» Instruction
Scan the records and identify every line in which the string "text" occurs, then return those lines.

(Entries from a dataset)
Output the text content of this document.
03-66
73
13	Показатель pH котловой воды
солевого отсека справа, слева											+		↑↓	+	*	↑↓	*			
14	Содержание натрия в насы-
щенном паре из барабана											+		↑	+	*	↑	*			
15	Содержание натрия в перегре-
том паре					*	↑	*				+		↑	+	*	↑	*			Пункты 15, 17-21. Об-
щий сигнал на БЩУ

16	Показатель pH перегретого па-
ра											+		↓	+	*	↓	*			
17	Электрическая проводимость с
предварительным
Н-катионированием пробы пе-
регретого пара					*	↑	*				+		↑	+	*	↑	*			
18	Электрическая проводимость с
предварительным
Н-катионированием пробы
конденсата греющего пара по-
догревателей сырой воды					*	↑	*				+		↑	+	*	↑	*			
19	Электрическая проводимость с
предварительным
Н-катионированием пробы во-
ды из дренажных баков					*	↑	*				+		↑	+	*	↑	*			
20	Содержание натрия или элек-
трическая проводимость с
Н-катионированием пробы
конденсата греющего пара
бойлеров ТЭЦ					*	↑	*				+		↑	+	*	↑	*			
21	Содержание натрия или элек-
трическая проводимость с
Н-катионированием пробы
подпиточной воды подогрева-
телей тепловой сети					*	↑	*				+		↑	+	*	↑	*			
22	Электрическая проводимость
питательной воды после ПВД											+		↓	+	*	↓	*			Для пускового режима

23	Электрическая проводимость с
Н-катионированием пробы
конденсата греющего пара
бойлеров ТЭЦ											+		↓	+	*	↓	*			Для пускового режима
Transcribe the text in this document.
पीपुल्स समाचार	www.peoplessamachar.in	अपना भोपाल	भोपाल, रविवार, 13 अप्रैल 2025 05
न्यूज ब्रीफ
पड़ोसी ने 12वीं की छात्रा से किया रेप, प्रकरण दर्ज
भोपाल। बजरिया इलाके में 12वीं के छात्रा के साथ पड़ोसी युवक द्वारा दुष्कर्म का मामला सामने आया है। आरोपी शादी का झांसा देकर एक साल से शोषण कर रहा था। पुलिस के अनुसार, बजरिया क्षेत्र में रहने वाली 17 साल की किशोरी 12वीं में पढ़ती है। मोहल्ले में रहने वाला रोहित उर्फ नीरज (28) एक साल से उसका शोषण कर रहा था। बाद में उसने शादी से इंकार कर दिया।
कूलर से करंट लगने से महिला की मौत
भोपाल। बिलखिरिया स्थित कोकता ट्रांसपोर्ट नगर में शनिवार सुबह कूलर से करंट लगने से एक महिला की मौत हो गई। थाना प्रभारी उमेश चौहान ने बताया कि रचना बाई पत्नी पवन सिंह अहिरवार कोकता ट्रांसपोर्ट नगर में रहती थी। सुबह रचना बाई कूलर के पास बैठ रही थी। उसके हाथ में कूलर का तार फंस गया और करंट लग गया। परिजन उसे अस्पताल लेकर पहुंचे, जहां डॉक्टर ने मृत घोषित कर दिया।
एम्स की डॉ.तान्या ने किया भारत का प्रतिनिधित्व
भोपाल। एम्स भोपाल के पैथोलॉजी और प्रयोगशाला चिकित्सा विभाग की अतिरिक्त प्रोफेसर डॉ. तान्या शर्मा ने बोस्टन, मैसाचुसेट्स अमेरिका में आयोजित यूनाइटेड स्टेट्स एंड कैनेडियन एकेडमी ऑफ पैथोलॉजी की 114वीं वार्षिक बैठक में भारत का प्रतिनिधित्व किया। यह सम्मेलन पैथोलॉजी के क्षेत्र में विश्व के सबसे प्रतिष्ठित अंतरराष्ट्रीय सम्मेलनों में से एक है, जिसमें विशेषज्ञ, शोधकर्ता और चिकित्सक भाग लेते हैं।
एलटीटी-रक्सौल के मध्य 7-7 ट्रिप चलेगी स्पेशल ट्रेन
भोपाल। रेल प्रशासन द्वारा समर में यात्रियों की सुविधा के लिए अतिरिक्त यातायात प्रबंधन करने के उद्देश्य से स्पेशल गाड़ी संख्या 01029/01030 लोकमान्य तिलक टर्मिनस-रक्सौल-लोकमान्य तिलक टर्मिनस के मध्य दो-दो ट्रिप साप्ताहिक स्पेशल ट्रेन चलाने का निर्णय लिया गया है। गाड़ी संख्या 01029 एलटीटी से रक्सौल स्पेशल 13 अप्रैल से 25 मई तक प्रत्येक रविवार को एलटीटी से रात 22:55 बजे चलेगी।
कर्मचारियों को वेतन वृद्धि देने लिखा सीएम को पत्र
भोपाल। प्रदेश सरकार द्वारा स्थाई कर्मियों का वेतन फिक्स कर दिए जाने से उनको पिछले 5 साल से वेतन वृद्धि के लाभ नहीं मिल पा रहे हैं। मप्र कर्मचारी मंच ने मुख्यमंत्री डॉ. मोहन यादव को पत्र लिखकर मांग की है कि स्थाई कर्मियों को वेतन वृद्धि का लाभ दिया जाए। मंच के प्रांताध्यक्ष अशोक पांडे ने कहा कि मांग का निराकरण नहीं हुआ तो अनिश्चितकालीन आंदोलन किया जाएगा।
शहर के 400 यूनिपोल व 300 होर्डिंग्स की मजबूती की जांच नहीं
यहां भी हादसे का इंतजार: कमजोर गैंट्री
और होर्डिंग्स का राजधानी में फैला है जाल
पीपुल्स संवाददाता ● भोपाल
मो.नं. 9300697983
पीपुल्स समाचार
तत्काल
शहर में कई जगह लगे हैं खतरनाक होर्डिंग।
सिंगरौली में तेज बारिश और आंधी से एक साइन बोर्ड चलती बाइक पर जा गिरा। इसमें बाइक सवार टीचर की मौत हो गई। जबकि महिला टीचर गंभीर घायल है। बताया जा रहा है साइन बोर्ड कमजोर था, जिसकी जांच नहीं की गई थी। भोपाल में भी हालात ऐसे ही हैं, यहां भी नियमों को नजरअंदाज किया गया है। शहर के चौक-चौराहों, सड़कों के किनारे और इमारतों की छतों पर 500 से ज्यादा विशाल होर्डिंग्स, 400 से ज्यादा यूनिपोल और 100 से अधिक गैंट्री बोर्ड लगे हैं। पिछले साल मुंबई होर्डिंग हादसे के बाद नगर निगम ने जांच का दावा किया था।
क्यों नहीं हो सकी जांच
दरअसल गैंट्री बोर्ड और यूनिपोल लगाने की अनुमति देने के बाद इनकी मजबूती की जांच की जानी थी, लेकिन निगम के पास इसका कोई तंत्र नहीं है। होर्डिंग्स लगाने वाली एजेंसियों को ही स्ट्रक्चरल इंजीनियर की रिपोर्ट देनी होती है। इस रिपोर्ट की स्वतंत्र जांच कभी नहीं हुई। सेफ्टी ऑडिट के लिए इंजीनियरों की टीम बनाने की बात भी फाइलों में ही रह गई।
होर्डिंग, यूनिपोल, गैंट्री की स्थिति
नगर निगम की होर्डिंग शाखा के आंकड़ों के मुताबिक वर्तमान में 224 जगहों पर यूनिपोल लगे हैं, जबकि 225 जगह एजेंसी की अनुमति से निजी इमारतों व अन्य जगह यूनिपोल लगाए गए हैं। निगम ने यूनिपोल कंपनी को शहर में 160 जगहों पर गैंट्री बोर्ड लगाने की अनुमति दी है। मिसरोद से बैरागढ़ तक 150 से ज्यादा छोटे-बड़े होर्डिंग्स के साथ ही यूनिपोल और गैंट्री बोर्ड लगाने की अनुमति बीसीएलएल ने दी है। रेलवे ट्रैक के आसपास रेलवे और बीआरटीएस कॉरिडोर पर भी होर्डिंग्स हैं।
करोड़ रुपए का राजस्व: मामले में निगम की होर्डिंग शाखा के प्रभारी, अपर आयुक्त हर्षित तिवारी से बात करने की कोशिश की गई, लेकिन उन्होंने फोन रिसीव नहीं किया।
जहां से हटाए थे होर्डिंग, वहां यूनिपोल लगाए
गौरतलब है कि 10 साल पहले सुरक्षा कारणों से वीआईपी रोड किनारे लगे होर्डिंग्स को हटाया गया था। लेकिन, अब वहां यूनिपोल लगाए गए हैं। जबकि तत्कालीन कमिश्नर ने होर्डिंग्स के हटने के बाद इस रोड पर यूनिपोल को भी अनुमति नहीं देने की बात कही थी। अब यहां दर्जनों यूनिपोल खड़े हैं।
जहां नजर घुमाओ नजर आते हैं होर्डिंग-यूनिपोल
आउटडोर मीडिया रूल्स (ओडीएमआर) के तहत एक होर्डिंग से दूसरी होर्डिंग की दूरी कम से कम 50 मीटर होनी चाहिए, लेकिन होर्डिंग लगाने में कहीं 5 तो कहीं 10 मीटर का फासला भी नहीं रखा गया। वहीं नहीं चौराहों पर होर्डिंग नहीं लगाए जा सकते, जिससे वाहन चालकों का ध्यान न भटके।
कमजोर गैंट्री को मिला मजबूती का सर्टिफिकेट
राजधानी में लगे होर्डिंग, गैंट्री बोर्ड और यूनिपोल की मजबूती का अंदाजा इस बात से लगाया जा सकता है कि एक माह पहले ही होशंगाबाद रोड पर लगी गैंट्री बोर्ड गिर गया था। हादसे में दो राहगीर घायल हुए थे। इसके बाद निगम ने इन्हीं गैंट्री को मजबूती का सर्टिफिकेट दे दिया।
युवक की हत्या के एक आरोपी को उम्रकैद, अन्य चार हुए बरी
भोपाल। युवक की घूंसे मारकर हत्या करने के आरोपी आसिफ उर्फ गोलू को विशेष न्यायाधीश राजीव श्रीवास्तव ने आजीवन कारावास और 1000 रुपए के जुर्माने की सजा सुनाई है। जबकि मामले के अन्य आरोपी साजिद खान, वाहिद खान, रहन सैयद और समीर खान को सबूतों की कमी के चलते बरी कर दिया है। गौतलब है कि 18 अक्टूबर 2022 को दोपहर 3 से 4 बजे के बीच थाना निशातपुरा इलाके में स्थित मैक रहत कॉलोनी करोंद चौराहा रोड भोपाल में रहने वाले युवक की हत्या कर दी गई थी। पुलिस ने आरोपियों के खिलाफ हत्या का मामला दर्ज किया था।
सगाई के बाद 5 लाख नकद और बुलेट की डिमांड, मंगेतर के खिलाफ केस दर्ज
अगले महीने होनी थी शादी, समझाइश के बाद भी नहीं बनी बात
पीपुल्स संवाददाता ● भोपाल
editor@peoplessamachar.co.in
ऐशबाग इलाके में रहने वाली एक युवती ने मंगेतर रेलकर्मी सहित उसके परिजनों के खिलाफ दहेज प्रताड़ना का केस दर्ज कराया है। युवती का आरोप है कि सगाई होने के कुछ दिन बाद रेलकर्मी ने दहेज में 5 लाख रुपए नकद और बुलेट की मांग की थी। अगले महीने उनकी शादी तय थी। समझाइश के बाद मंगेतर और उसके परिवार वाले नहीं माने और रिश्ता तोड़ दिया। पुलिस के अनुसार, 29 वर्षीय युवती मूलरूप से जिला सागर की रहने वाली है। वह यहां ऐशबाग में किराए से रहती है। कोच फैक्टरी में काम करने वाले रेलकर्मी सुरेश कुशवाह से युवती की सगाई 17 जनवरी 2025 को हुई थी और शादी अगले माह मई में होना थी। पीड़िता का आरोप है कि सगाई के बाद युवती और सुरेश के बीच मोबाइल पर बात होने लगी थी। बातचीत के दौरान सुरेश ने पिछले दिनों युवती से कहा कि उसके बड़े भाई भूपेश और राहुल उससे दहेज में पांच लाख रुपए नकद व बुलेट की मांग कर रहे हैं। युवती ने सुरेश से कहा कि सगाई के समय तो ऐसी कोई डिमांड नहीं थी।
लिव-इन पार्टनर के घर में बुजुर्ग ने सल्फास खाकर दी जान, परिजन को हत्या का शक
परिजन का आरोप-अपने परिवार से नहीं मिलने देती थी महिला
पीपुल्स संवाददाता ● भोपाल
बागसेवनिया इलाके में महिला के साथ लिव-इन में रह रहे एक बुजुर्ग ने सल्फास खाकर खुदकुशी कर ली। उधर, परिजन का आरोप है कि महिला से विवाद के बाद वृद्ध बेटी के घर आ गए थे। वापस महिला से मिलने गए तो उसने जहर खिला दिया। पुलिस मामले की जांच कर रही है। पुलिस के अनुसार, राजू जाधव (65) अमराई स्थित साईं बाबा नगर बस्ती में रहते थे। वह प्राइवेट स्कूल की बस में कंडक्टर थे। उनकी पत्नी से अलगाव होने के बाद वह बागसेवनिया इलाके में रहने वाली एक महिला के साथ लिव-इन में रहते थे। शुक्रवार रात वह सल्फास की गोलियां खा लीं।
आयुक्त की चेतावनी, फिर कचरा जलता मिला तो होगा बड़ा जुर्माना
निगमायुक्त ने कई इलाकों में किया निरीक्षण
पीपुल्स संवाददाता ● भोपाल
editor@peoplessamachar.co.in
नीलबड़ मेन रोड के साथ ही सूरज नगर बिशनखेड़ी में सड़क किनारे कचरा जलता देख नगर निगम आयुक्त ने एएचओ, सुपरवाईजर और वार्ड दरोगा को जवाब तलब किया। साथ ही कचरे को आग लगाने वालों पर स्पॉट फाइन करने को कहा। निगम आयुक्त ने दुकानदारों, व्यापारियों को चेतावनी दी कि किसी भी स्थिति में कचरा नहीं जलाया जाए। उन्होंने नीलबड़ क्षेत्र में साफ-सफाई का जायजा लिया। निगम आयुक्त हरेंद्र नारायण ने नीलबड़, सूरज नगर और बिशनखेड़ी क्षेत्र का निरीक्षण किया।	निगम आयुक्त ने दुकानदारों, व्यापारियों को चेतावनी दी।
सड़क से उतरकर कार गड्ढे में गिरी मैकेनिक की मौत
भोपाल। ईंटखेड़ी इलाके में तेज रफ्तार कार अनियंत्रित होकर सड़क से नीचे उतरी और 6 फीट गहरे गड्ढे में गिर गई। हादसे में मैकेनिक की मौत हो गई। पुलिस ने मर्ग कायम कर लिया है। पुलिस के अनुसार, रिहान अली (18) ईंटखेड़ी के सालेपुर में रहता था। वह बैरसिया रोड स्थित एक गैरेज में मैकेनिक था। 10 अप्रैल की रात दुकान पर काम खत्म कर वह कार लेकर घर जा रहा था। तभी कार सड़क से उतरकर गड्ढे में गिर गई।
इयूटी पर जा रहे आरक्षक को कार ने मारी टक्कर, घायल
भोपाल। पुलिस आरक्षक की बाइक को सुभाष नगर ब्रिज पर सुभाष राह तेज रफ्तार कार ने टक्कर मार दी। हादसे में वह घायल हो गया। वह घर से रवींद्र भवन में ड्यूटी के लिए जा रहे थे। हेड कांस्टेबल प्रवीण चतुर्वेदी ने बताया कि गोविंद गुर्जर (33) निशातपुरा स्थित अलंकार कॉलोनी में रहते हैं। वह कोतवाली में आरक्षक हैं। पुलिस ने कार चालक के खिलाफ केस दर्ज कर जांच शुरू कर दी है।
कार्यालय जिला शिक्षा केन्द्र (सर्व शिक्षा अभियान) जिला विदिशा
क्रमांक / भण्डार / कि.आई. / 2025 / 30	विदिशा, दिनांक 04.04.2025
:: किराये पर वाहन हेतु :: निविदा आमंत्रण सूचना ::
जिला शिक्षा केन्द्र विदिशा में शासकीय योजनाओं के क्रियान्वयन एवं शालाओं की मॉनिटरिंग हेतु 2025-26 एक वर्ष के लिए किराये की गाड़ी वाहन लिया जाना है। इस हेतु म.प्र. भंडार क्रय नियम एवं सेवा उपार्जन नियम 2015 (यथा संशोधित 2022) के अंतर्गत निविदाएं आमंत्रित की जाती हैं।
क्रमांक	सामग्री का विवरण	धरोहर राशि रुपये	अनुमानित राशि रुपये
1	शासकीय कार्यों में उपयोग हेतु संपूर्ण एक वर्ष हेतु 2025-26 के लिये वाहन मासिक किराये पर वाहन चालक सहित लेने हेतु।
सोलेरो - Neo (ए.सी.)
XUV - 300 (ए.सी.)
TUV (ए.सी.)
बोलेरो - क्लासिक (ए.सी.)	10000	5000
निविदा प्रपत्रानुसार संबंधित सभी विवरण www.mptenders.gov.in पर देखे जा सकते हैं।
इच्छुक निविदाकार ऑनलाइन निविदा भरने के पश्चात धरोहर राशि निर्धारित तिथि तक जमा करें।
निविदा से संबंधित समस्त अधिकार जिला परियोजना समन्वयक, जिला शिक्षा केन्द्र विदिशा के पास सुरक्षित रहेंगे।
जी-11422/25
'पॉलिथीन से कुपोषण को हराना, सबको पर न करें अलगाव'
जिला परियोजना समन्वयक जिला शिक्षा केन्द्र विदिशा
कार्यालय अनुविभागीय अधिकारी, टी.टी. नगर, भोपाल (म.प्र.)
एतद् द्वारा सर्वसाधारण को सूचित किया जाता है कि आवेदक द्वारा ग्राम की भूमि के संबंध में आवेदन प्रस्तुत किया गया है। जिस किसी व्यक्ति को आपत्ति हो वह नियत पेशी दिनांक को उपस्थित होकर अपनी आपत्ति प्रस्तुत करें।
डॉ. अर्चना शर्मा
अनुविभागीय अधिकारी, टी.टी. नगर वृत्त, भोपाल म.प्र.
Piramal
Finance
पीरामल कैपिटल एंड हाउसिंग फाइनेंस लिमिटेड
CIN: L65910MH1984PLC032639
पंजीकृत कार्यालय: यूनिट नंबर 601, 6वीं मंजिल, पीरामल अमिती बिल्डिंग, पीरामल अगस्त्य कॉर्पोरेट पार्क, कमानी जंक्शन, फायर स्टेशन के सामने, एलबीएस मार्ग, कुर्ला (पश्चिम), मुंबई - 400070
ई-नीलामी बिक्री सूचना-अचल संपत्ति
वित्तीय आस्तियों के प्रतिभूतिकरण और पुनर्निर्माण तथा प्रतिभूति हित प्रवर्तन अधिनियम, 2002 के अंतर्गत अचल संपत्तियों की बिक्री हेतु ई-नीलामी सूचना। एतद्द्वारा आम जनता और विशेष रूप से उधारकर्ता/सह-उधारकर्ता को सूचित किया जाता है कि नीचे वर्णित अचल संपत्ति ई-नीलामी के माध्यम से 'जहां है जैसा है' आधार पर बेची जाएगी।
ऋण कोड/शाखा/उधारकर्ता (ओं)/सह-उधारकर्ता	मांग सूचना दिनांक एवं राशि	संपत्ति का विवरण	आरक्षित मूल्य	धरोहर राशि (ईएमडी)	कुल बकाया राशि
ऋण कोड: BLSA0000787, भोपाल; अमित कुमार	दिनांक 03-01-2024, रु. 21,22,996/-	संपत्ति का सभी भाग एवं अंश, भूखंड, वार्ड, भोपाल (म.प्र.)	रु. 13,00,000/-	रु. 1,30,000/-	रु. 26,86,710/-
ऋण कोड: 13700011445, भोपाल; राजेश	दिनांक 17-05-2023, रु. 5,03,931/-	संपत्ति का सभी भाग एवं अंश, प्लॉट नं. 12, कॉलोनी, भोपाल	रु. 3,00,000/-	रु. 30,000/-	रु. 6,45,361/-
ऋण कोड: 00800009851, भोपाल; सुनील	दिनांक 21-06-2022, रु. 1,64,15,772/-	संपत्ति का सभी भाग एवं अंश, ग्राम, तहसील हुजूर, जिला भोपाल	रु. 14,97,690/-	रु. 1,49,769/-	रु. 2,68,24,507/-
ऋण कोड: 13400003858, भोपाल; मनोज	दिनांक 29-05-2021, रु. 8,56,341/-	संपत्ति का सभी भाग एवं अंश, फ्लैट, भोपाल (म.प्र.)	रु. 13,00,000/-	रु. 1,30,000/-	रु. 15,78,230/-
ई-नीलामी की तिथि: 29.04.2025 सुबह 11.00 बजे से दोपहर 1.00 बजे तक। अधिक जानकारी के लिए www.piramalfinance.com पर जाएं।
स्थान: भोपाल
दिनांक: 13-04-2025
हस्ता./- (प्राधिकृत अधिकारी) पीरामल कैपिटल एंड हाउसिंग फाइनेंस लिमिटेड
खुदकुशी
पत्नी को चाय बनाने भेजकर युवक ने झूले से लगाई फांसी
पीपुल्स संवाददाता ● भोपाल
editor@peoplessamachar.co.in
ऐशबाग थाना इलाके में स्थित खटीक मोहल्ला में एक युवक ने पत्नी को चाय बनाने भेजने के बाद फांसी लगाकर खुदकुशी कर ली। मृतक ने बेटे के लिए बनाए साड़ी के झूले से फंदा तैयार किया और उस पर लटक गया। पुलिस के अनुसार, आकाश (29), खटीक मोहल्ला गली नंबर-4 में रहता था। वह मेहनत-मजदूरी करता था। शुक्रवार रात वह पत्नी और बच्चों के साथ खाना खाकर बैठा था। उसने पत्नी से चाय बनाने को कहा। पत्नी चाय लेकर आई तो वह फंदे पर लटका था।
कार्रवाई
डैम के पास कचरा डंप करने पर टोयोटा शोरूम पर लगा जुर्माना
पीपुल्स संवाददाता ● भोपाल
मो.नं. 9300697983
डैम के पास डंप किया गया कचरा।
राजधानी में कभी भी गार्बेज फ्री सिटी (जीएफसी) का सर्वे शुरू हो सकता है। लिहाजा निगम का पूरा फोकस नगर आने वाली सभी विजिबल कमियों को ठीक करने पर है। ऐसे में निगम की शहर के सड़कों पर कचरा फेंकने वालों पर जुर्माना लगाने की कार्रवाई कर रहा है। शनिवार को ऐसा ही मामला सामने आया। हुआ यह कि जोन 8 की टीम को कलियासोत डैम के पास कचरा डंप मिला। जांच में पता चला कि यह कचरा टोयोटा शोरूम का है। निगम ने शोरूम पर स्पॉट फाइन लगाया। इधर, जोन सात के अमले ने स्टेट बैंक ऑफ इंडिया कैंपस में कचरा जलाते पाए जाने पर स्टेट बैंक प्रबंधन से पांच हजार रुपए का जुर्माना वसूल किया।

» Full solution
Output the text content of this document.
Transcribe the text in this document.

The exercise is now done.